(A block of data)

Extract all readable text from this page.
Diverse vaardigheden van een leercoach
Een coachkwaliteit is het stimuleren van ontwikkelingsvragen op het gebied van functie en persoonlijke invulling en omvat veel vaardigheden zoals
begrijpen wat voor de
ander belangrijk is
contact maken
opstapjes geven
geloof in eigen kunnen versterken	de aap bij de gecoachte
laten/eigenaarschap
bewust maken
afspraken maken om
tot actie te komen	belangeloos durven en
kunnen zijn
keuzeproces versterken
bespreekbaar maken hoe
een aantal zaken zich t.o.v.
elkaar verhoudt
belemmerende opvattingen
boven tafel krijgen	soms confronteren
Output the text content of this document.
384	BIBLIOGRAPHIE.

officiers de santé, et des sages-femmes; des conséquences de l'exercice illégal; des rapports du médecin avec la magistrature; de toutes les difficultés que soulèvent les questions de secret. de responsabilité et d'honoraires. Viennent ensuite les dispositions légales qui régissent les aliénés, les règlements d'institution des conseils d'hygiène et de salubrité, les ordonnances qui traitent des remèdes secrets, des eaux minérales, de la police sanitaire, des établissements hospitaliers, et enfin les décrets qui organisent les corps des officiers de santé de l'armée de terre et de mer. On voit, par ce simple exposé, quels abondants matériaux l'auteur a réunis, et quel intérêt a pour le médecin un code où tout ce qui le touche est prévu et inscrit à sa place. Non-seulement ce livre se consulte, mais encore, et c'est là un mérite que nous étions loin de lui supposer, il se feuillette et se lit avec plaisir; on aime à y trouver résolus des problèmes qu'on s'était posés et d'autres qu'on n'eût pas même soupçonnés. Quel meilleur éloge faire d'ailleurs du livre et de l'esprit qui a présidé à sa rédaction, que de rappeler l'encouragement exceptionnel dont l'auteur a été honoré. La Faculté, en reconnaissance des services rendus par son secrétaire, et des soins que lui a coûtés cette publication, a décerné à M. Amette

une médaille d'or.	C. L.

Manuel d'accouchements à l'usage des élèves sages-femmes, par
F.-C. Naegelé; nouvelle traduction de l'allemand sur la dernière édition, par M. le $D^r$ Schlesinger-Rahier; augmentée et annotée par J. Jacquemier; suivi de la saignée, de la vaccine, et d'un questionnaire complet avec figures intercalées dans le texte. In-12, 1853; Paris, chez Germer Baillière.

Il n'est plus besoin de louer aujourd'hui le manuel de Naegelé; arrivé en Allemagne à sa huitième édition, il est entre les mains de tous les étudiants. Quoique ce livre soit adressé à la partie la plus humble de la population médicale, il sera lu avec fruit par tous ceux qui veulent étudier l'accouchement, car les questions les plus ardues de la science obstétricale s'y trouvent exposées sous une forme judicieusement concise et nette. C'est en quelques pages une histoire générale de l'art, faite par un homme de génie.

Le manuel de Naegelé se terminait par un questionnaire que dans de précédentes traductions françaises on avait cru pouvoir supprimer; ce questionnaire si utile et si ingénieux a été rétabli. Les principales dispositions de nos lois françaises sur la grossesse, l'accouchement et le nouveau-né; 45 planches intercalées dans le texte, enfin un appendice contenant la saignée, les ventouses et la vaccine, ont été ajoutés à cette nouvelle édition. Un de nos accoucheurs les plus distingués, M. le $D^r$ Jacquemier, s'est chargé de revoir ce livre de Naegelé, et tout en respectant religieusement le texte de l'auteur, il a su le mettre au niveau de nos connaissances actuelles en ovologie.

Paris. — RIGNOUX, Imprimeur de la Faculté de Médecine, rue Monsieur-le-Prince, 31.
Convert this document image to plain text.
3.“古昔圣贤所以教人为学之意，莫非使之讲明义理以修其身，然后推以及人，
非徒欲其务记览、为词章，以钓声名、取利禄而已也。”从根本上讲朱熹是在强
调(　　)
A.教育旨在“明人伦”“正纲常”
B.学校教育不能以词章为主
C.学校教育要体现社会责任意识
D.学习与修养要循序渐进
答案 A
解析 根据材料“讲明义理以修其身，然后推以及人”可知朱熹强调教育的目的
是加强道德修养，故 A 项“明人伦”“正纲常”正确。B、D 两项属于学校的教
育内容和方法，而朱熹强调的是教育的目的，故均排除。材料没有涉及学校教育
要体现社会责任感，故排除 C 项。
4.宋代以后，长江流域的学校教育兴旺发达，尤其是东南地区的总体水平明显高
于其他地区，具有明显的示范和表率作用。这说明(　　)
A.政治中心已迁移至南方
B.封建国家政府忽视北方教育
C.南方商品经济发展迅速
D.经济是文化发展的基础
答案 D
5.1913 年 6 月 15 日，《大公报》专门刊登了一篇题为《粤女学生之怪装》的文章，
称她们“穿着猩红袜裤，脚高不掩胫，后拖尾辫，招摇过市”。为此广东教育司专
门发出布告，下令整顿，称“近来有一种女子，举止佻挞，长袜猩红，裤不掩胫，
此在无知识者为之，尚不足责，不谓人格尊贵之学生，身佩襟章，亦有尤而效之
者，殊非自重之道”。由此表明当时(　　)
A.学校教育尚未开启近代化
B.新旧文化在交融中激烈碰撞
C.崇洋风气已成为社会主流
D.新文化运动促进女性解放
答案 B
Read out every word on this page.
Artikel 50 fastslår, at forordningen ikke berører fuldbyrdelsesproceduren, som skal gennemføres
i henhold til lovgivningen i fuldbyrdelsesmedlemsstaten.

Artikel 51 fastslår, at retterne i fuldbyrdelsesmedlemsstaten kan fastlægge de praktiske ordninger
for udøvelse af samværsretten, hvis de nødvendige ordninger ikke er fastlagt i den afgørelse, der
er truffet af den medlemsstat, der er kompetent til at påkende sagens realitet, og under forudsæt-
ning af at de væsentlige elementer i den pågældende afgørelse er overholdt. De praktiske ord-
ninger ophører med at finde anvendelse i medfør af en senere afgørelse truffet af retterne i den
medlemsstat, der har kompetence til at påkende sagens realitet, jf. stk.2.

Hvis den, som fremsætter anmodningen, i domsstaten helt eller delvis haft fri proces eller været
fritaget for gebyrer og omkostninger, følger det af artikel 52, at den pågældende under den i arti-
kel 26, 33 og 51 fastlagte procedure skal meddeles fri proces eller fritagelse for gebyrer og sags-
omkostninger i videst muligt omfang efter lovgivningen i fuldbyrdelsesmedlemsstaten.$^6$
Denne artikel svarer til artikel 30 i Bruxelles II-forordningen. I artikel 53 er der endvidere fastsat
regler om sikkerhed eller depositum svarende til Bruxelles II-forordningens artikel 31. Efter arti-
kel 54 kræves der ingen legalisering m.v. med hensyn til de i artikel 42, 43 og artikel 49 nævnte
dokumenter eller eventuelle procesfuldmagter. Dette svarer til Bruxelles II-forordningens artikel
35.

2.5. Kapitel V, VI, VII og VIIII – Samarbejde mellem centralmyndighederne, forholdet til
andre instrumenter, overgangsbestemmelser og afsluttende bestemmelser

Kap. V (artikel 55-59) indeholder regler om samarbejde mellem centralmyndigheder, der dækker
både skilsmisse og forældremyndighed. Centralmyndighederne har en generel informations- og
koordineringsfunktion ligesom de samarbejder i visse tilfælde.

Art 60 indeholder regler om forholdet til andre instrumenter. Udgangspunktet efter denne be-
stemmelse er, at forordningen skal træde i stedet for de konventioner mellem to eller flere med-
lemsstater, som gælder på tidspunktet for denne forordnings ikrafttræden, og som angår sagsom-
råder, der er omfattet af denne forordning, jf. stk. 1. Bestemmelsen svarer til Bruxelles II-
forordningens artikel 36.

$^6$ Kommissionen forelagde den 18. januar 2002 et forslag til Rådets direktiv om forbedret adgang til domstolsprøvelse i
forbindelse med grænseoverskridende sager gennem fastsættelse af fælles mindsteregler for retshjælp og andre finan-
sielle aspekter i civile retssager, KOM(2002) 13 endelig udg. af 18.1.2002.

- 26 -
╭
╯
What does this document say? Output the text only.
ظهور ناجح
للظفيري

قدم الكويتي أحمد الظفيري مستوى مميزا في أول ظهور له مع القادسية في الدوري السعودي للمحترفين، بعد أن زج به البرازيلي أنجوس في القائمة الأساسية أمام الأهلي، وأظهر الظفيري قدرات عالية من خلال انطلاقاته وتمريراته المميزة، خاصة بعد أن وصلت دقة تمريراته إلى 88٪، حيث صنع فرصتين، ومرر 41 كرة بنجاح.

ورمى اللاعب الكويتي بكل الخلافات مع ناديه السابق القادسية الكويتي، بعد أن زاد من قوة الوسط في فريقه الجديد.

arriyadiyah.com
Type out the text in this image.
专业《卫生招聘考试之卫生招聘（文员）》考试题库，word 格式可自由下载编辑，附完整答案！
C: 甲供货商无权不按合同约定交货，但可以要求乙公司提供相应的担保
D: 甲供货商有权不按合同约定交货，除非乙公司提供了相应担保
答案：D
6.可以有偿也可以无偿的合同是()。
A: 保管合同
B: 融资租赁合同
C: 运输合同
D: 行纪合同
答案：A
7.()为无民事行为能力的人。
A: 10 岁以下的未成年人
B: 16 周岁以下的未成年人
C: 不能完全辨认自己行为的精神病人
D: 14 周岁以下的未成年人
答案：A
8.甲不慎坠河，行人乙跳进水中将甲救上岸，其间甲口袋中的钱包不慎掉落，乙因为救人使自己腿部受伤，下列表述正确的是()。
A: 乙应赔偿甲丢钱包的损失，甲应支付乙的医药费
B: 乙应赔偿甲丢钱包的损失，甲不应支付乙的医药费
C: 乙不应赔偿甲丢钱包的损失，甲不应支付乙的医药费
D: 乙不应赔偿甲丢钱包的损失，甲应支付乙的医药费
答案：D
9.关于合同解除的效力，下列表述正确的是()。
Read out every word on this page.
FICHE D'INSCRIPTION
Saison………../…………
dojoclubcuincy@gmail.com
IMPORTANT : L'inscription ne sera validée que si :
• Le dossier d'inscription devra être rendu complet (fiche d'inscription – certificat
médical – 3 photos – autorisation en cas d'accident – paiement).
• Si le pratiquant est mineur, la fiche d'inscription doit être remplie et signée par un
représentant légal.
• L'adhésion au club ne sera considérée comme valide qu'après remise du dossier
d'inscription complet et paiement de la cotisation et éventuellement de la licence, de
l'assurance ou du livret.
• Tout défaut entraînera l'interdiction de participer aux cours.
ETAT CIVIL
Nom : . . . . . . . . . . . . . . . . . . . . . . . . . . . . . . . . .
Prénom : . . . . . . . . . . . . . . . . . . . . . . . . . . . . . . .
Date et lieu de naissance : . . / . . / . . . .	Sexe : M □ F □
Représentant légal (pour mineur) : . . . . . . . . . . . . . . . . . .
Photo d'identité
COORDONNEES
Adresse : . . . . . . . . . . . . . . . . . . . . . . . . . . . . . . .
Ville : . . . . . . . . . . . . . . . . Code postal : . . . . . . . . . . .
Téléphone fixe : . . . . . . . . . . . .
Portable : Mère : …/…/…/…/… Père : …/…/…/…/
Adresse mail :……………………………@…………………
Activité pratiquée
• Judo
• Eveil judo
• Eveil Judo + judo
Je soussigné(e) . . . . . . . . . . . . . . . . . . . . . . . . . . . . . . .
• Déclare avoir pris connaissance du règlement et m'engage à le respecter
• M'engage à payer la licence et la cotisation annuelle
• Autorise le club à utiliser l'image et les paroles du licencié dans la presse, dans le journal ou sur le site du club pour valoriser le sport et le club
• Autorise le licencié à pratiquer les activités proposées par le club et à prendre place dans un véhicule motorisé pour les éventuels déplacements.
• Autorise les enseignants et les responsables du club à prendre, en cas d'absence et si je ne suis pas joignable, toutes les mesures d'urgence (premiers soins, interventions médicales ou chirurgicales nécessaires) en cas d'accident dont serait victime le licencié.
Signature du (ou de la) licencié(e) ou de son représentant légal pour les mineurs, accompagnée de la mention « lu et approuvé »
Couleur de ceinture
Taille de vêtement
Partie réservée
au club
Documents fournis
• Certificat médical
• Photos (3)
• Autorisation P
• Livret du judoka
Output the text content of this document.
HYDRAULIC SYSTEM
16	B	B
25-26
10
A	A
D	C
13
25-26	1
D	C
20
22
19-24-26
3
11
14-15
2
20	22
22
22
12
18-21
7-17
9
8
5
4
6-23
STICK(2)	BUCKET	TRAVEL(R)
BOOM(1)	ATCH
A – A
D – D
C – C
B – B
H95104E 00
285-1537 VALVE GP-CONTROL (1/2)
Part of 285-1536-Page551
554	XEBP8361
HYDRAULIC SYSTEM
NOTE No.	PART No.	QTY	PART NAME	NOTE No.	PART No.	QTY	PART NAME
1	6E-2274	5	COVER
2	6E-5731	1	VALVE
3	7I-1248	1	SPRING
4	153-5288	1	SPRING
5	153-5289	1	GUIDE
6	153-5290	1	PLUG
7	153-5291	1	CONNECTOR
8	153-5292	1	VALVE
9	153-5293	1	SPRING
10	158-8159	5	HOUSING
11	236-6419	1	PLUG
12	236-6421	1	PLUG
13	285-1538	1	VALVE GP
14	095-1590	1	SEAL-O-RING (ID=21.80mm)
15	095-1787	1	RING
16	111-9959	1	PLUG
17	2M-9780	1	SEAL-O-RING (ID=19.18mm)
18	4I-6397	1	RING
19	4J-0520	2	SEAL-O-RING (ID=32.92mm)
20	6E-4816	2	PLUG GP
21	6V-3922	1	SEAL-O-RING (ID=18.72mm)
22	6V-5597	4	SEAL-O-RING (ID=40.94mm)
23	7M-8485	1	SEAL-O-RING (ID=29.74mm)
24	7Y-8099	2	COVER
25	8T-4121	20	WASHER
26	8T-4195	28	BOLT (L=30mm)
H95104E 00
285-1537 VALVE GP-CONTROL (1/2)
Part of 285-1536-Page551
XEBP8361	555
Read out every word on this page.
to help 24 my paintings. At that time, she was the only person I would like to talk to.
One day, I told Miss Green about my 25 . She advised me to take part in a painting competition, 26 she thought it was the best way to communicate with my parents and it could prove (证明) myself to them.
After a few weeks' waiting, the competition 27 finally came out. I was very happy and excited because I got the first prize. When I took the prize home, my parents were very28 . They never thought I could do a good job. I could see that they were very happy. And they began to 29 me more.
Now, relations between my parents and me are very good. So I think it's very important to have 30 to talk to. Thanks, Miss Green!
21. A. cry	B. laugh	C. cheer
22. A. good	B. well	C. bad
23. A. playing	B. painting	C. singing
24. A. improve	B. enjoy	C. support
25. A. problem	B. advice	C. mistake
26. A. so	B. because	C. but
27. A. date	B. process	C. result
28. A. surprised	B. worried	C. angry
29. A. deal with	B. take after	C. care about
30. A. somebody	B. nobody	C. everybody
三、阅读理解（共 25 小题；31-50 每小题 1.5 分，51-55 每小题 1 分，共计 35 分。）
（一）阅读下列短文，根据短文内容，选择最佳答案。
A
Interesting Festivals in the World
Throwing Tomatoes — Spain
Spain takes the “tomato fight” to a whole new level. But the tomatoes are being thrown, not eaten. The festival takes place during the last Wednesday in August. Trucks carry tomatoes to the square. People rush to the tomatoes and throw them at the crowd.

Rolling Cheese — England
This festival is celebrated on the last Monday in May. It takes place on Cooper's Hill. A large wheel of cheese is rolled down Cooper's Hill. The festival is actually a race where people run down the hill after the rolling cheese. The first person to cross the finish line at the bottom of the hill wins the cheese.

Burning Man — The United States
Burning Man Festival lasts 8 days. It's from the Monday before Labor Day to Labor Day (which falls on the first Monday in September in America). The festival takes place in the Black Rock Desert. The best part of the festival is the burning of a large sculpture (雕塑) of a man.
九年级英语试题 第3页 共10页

* [BRIEF]:
Only lines with "cotisation" are wanted here; list each of them.

* [REPLY TO THE TASK]:
d'inscription complet et paiement de la cotisation et éventuellement de la licence, de
• M'engage à payer la licence et la cotisation annuelle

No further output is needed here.